Seek out every line containing the word "人教A版", and copy each.

========================================================================

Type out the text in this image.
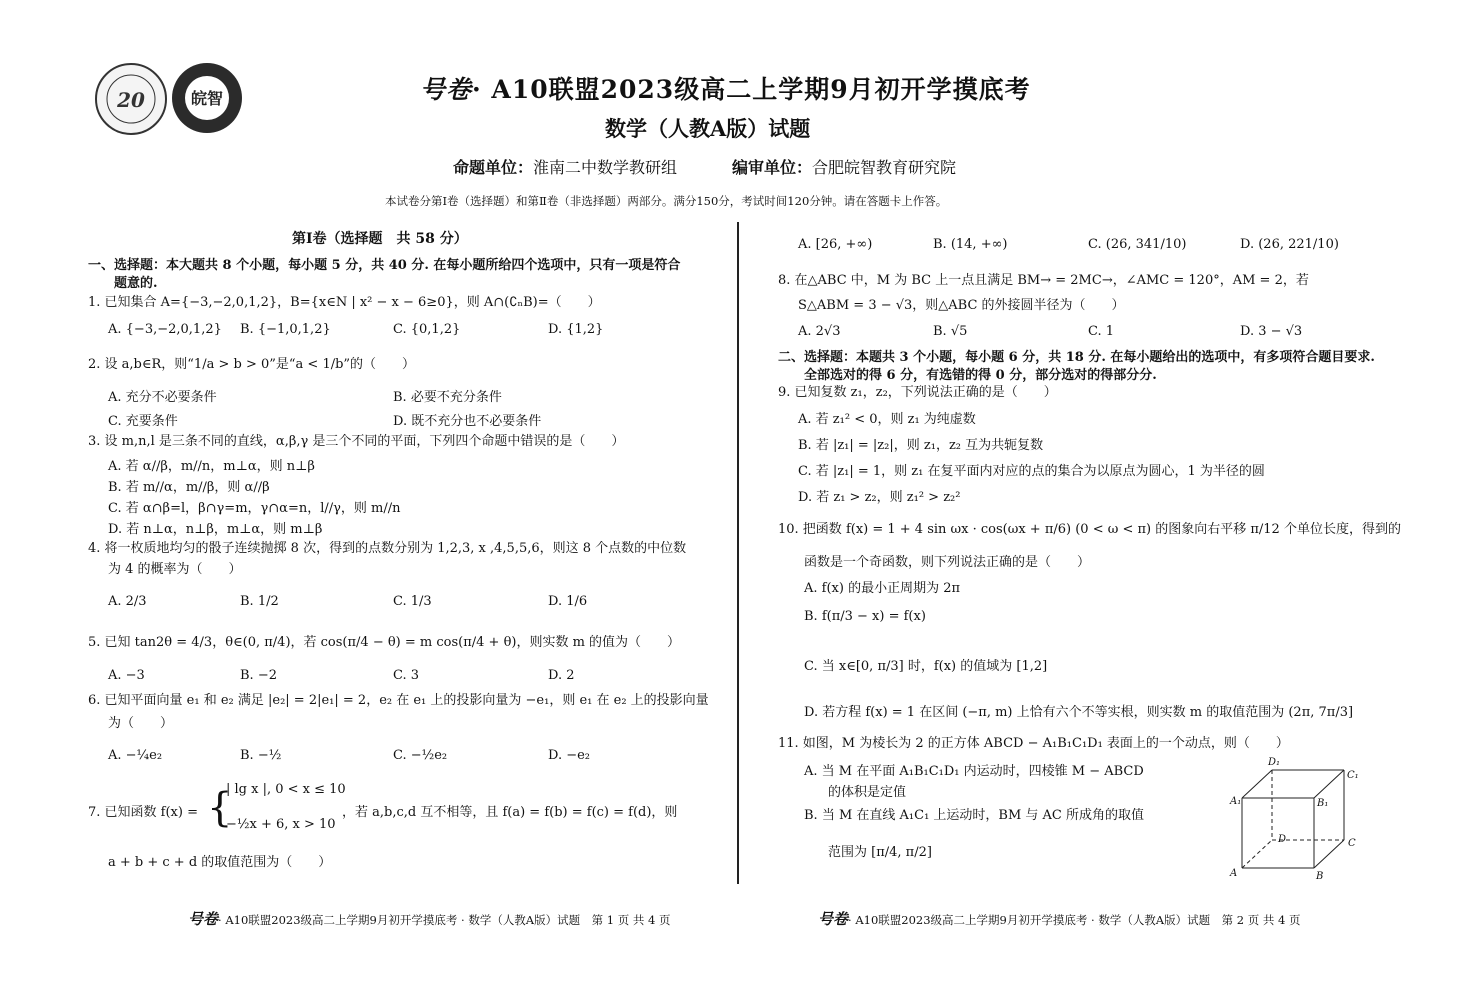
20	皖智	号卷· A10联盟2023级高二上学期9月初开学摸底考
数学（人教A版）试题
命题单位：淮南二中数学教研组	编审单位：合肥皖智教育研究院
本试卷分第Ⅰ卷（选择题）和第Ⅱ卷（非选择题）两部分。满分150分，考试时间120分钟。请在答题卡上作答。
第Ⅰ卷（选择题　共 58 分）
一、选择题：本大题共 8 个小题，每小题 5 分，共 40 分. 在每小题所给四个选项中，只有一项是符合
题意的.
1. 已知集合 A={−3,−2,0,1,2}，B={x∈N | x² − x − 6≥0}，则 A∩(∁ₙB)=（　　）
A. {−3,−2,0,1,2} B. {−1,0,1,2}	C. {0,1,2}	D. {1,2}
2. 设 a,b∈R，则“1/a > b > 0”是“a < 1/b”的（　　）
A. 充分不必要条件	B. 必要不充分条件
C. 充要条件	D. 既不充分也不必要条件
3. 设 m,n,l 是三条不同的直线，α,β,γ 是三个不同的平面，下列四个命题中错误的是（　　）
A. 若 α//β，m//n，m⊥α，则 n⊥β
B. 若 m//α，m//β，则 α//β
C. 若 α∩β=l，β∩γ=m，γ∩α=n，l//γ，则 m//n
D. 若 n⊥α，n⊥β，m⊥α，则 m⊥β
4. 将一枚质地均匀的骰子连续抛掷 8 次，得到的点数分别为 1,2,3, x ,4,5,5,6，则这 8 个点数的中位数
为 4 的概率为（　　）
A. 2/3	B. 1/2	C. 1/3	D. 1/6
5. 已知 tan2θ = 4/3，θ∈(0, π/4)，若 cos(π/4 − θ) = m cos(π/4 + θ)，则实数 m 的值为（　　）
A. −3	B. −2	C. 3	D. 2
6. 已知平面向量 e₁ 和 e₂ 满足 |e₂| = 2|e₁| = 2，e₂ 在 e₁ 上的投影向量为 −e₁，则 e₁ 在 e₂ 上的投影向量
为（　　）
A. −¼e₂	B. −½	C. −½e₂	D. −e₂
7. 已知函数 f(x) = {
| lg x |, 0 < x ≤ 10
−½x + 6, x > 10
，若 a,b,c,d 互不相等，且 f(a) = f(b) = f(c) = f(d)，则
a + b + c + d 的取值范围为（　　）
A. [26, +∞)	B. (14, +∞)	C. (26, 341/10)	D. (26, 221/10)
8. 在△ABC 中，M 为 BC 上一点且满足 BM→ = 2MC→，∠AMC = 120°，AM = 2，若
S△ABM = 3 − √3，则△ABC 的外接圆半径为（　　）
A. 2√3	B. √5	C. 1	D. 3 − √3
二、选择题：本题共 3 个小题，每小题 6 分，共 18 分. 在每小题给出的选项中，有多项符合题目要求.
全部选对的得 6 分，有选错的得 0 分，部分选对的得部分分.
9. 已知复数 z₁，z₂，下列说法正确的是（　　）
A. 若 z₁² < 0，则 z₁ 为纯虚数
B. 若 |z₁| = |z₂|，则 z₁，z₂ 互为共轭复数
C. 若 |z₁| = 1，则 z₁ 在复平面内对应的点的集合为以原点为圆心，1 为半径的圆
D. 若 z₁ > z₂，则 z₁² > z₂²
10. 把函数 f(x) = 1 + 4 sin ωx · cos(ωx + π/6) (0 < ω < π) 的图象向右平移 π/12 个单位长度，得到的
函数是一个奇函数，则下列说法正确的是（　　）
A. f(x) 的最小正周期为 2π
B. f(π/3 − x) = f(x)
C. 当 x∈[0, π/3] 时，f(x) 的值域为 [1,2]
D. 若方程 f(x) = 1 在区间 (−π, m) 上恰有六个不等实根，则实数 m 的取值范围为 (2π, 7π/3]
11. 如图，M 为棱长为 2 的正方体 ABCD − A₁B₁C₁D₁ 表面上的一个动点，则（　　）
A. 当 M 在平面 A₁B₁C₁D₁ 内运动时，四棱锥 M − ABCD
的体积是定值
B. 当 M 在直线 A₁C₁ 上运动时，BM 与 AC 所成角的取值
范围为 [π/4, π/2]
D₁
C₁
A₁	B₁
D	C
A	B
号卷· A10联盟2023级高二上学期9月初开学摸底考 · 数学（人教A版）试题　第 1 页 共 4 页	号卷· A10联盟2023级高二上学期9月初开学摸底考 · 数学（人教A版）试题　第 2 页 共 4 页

========================================================================

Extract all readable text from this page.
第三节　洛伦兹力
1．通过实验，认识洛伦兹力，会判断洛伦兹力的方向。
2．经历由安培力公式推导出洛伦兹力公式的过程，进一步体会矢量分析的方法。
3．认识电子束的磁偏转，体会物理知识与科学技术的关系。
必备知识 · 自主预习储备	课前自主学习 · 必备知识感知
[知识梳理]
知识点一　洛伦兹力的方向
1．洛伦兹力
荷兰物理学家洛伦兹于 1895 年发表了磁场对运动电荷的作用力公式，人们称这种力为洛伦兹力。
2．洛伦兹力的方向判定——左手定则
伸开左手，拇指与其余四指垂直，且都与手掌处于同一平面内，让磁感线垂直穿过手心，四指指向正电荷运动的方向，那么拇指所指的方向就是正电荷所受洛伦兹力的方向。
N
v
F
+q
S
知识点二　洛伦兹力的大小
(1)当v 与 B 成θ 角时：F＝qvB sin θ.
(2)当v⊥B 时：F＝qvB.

========================================================================

Task solution:
数学（人教A版）试题
号卷· A10联盟2023级高二上学期9月初开学摸底考 · 数学（人教A版）试题　第 1 页 共 4 页	号卷· A10联盟2023级高二上学期9月初开学摸底考 · 数学（人教A版）试题　第 2 页 共 4 页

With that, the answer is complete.